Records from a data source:

--- --- ---

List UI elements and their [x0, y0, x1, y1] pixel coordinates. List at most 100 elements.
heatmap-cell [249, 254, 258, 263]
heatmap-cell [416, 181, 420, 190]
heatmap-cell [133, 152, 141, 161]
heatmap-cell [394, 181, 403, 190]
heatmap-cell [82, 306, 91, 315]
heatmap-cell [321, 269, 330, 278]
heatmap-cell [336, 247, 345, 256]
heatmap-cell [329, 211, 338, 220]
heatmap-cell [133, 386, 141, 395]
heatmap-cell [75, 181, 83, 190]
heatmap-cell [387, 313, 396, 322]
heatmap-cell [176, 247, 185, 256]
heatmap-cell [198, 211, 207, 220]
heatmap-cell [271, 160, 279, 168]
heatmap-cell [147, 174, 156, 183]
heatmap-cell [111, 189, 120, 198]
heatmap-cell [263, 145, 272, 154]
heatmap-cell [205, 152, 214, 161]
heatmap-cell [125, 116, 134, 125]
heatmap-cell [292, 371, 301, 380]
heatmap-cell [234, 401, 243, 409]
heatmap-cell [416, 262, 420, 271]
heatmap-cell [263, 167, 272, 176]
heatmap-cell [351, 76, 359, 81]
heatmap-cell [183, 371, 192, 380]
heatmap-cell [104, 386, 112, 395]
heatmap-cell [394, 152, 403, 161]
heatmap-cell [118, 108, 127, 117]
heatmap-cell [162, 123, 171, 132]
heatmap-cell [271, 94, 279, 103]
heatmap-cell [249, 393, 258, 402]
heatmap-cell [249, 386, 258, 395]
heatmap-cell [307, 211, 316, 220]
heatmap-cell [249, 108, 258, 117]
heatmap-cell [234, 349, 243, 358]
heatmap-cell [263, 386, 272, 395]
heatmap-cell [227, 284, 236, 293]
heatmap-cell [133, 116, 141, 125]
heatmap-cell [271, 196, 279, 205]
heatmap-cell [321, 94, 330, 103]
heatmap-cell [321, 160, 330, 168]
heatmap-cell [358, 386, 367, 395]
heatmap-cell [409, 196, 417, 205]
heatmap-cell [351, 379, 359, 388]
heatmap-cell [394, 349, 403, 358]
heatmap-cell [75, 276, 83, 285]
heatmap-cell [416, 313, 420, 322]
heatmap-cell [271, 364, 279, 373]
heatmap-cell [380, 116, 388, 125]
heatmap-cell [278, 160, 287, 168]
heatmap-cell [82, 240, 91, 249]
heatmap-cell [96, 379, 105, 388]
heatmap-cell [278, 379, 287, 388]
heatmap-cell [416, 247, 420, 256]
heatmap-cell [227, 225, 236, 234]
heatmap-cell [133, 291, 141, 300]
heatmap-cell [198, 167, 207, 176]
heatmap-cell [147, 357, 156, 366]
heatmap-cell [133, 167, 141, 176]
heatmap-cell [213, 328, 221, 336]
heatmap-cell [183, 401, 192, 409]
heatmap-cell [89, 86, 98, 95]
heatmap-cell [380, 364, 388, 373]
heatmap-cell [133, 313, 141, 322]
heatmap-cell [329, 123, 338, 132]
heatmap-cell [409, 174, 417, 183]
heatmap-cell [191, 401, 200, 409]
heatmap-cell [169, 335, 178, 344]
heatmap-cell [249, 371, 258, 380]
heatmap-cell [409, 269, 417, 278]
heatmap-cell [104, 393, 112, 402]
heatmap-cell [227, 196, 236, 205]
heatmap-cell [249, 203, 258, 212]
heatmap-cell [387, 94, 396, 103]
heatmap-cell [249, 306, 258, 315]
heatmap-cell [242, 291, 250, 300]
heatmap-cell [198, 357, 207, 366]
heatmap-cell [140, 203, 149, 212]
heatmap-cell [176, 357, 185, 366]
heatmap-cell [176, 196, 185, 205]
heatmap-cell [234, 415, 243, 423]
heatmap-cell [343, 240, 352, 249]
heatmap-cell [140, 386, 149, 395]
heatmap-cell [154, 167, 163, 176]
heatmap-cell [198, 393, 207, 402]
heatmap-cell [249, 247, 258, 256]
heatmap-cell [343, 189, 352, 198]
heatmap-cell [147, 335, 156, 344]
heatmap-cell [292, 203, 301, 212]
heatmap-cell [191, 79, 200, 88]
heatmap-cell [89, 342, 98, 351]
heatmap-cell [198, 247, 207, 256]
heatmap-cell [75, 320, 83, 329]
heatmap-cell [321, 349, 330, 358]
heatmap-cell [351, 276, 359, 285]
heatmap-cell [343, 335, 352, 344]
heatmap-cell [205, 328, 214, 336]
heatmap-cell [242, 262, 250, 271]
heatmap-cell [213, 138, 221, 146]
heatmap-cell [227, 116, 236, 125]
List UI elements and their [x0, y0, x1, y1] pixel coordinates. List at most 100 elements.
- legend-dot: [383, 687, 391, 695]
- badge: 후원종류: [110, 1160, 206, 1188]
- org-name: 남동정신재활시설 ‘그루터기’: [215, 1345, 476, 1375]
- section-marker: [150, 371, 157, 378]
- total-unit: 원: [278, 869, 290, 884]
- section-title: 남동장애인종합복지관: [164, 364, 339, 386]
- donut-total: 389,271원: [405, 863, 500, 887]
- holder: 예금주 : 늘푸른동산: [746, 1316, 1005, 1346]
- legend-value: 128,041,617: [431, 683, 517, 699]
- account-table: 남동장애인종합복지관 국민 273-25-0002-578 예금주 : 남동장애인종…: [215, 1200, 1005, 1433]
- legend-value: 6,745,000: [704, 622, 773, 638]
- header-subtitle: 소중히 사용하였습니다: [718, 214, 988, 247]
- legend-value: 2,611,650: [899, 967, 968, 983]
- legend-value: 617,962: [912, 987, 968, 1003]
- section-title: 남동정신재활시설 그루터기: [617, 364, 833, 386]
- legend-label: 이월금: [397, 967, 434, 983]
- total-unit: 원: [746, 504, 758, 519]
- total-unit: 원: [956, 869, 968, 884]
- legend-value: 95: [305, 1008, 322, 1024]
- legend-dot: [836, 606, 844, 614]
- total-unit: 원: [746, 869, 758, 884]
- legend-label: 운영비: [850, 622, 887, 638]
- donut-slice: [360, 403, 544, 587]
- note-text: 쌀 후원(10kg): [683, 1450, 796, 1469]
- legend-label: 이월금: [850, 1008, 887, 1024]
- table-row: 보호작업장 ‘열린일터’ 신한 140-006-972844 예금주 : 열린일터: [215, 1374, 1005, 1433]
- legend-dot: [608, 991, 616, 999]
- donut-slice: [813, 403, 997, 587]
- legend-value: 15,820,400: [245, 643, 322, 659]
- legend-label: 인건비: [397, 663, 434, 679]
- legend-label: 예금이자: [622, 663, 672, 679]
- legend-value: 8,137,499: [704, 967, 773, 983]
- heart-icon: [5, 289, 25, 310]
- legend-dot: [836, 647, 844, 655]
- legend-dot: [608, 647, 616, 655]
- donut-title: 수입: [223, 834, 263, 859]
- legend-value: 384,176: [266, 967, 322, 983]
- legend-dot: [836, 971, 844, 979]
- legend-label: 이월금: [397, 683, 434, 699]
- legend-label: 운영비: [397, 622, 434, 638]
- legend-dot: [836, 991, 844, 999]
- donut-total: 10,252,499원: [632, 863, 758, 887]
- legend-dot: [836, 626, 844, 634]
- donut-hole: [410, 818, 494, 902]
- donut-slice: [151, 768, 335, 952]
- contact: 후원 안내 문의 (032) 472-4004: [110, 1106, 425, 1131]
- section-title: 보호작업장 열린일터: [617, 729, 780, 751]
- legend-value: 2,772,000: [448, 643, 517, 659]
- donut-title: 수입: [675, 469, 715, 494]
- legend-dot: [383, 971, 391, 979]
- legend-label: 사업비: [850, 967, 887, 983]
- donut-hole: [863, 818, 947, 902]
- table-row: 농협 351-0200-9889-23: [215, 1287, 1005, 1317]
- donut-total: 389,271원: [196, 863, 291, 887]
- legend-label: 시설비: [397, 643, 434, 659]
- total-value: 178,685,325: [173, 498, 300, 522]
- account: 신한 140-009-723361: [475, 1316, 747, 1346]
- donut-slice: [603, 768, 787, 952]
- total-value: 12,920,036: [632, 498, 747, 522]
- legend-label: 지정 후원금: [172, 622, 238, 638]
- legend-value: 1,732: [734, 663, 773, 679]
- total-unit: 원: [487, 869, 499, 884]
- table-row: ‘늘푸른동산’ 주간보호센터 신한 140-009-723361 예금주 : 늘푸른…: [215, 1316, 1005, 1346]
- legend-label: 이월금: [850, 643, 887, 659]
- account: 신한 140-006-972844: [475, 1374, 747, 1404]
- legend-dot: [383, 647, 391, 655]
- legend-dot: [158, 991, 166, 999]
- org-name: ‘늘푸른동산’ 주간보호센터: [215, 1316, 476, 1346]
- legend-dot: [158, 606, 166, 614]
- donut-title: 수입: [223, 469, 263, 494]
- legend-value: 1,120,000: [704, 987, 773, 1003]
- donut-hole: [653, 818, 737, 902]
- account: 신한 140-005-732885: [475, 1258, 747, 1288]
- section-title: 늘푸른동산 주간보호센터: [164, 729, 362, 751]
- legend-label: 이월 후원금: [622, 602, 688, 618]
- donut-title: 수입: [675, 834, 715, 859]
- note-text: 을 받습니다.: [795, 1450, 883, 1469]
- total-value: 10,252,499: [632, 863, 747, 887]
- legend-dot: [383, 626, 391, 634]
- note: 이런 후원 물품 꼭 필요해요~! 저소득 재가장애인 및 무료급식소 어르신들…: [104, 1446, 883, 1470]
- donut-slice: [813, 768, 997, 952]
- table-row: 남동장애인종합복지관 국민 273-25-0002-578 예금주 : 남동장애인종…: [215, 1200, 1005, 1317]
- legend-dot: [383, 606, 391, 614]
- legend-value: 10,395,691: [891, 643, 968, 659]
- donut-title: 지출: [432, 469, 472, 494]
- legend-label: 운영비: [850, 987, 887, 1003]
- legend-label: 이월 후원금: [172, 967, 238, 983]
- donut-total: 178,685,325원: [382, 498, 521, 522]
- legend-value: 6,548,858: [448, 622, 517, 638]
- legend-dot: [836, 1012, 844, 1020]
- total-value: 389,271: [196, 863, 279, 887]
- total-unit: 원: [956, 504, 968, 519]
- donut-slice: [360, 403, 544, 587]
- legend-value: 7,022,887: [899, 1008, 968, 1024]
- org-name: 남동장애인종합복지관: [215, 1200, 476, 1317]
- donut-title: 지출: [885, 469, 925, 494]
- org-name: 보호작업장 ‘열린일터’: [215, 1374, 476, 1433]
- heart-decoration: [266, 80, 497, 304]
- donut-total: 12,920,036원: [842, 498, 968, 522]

--- --- ---

Requirement: Please retype the part of the data that opens with its first line and closes with the line containing "heatmap-cell [387, 313, 396, 322]", keeping both of those lines.

Result for this exercise:
List UI elements and their [x0, y0, x1, y1] pixel coordinates. List at most 100 elements.
heatmap-cell [249, 254, 258, 263]
heatmap-cell [416, 181, 420, 190]
heatmap-cell [133, 152, 141, 161]
heatmap-cell [394, 181, 403, 190]
heatmap-cell [82, 306, 91, 315]
heatmap-cell [321, 269, 330, 278]
heatmap-cell [336, 247, 345, 256]
heatmap-cell [329, 211, 338, 220]
heatmap-cell [133, 386, 141, 395]
heatmap-cell [75, 181, 83, 190]
heatmap-cell [387, 313, 396, 322]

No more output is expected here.